▸ **What to work on**:
Write out each line exactly as it stands, please.

▸ **Data section**:
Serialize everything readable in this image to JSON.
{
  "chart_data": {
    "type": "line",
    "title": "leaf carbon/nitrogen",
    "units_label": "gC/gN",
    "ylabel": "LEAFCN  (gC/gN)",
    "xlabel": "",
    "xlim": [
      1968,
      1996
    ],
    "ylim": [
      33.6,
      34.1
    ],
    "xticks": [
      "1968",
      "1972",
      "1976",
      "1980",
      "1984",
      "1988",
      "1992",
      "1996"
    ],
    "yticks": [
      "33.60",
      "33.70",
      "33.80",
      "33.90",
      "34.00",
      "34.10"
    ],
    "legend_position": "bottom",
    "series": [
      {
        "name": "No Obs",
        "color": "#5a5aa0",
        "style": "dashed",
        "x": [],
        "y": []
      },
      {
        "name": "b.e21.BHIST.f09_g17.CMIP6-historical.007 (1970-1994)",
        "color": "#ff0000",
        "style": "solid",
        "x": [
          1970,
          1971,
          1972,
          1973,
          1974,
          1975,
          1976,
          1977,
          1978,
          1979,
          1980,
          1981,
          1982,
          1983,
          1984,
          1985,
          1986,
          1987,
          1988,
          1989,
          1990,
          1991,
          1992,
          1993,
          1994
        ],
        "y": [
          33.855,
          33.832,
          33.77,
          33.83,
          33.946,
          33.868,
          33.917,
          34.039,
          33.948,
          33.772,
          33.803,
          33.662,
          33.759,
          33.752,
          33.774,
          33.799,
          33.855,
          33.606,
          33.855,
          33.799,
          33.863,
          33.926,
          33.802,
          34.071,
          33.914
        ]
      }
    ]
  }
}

▸ **Task output**:
Serialize everything readable in this image to JSON.
{
  "chart_data": {
    "type": "line",
    "title": "leaf carbon/nitrogen",
    "units_label": "gC/gN",
    "ylabel": "LEAFCN  (gC/gN)",
    "xlabel": "",
    "xlim": [
      1968,
      1996
    ],
    "ylim": [
      33.6,
      34.1
    ],
    "xticks": [
      "1968",
      "1972",
      "1976",
      "1980",
      "1984",
      "1988",
      "1992",
      "1996"
    ],
    "yticks": [
      "33.60",
      "33.70",
      "33.80",
      "33.90",
      "34.00",
      "34.10"
    ],
    "legend_position": "bottom",
    "series": [
      {
        "name": "No Obs",
        "color": "#5a5aa0",
        "style": "dashed",
        "x": [],
        "y": []
      },
      {
        "name": "b.e21.BHIST.f09_g17.CMIP6-historical.007 (1970-1994)",
        "color": "#ff0000",
        "style": "solid",
        "x": [
          1970,
          1971,
          1972,
          1973,
          1974,
          1975,
          1976,
          1977,
          1978,
          1979,
          1980,
          1981,
          1982,
          1983,
          1984,
          1985,
          1986,
          1987,
          1988,
          1989,
          1990,
          1991,
          1992,
          1993,
          1994
        ],
        "y": [
          33.855,
          33.832,
          33.77,
          33.83,
          33.946,
          33.868,
          33.917,
          34.039,
          33.948,
          33.772,
          33.803,
          33.662,
          33.759,
          33.752,
          33.774,
          33.799,
          33.855,
          33.606,
          33.855,
          33.799,
          33.863,
          33.926,
          33.802,
          34.071,
          33.914
        ]
      }
    ]
  }
}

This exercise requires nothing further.